Please give the data below again in full, exactly as it stands.

Records from a data collection
+---+
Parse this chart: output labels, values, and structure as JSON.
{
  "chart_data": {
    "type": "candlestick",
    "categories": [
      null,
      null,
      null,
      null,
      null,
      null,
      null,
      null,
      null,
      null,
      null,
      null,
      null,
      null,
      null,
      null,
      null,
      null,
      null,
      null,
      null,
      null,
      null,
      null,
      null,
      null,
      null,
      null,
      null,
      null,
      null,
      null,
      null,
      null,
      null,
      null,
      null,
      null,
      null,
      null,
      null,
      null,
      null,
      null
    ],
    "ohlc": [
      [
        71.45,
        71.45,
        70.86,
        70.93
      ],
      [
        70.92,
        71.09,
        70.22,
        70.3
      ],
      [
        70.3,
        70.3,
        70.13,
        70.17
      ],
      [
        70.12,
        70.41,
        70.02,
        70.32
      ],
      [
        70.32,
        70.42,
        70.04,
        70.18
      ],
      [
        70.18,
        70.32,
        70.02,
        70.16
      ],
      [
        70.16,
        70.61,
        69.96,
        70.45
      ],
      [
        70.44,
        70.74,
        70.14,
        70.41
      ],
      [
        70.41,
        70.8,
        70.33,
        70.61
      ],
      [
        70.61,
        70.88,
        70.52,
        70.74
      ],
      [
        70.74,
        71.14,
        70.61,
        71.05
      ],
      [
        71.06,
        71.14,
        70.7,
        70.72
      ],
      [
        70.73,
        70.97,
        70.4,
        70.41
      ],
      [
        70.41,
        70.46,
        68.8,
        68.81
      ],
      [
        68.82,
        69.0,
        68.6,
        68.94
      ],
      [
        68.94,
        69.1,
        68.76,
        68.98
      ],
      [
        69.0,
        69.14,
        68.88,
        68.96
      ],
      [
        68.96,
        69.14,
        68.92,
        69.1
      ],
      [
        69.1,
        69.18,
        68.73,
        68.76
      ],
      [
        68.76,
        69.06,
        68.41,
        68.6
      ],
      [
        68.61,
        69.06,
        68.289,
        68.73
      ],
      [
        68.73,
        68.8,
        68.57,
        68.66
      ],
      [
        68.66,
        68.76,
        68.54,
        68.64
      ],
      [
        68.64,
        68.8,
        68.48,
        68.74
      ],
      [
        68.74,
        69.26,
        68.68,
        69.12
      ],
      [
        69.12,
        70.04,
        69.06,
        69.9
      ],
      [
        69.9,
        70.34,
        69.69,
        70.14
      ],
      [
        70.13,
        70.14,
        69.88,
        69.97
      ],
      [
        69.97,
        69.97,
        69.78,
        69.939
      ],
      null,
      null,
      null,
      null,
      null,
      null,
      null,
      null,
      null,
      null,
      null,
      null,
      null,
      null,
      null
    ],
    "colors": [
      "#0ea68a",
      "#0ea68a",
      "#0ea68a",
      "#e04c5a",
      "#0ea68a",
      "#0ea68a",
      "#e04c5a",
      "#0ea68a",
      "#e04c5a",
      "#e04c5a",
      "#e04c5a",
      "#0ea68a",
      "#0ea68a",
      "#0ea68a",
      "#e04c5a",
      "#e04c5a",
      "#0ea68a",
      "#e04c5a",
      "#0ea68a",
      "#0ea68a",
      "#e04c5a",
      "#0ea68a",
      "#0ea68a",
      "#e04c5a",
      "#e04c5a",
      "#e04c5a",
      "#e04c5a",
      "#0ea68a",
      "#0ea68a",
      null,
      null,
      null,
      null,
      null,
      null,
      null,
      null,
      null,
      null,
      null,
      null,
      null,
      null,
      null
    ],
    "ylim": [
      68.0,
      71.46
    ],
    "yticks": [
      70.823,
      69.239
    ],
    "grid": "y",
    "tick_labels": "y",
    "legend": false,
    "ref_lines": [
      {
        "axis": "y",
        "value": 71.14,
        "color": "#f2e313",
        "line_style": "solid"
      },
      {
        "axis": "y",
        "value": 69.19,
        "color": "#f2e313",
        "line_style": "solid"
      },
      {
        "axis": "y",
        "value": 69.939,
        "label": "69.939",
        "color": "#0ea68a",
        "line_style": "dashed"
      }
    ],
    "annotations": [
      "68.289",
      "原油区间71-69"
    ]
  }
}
+---+
# The solution
Parse this chart: output labels, values, and structure as JSON.
{
  "chart_data": {
    "type": "candlestick",
    "categories": [
      null,
      null,
      null,
      null,
      null,
      null,
      null,
      null,
      null,
      null,
      null,
      null,
      null,
      null,
      null,
      null,
      null,
      null,
      null,
      null,
      null,
      null,
      null,
      null,
      null,
      null,
      null,
      null,
      null,
      null,
      null,
      null,
      null,
      null,
      null,
      null,
      null,
      null,
      null,
      null,
      null,
      null,
      null,
      null
    ],
    "ohlc": [
      [
        71.45,
        71.45,
        70.86,
        70.93
      ],
      [
        70.92,
        71.09,
        70.22,
        70.3
      ],
      [
        70.3,
        70.3,
        70.13,
        70.17
      ],
      [
        70.12,
        70.41,
        70.02,
        70.32
      ],
      [
        70.32,
        70.42,
        70.04,
        70.18
      ],
      [
        70.18,
        70.32,
        70.02,
        70.16
      ],
      [
        70.16,
        70.61,
        69.96,
        70.45
      ],
      [
        70.44,
        70.74,
        70.14,
        70.41
      ],
      [
        70.41,
        70.8,
        70.33,
        70.61
      ],
      [
        70.61,
        70.88,
        70.52,
        70.74
      ],
      [
        70.74,
        71.14,
        70.61,
        71.05
      ],
      [
        71.06,
        71.14,
        70.7,
        70.72
      ],
      [
        70.73,
        70.97,
        70.4,
        70.41
      ],
      [
        70.41,
        70.46,
        68.8,
        68.81
      ],
      [
        68.82,
        69.0,
        68.6,
        68.94
      ],
      [
        68.94,
        69.1,
        68.76,
        68.98
      ],
      [
        69.0,
        69.14,
        68.88,
        68.96
      ],
      [
        68.96,
        69.14,
        68.92,
        69.1
      ],
      [
        69.1,
        69.18,
        68.73,
        68.76
      ],
      [
        68.76,
        69.06,
        68.41,
        68.6
      ],
      [
        68.61,
        69.06,
        68.289,
        68.73
      ],
      [
        68.73,
        68.8,
        68.57,
        68.66
      ],
      [
        68.66,
        68.76,
        68.54,
        68.64
      ],
      [
        68.64,
        68.8,
        68.48,
        68.74
      ],
      [
        68.74,
        69.26,
        68.68,
        69.12
      ],
      [
        69.12,
        70.04,
        69.06,
        69.9
      ],
      [
        69.9,
        70.34,
        69.69,
        70.14
      ],
      [
        70.13,
        70.14,
        69.88,
        69.97
      ],
      [
        69.97,
        69.97,
        69.78,
        69.939
      ],
      null,
      null,
      null,
      null,
      null,
      null,
      null,
      null,
      null,
      null,
      null,
      null,
      null,
      null,
      null
    ],
    "colors": [
      "#0ea68a",
      "#0ea68a",
      "#0ea68a",
      "#e04c5a",
      "#0ea68a",
      "#0ea68a",
      "#e04c5a",
      "#0ea68a",
      "#e04c5a",
      "#e04c5a",
      "#e04c5a",
      "#0ea68a",
      "#0ea68a",
      "#0ea68a",
      "#e04c5a",
      "#e04c5a",
      "#0ea68a",
      "#e04c5a",
      "#0ea68a",
      "#0ea68a",
      "#e04c5a",
      "#0ea68a",
      "#0ea68a",
      "#e04c5a",
      "#e04c5a",
      "#e04c5a",
      "#e04c5a",
      "#0ea68a",
      "#0ea68a",
      null,
      null,
      null,
      null,
      null,
      null,
      null,
      null,
      null,
      null,
      null,
      null,
      null,
      null,
      null
    ],
    "ylim": [
      68.0,
      71.46
    ],
    "yticks": [
      70.823,
      69.239
    ],
    "grid": "y",
    "tick_labels": "y",
    "legend": false,
    "ref_lines": [
      {
        "axis": "y",
        "value": 71.14,
        "color": "#f2e313",
        "line_style": "solid"
      },
      {
        "axis": "y",
        "value": 69.19,
        "color": "#f2e313",
        "line_style": "solid"
      },
      {
        "axis": "y",
        "value": 69.939,
        "label": "69.939",
        "color": "#0ea68a",
        "line_style": "dashed"
      }
    ],
    "annotations": [
      "68.289",
      "原油区间71-69"
    ]
  }
}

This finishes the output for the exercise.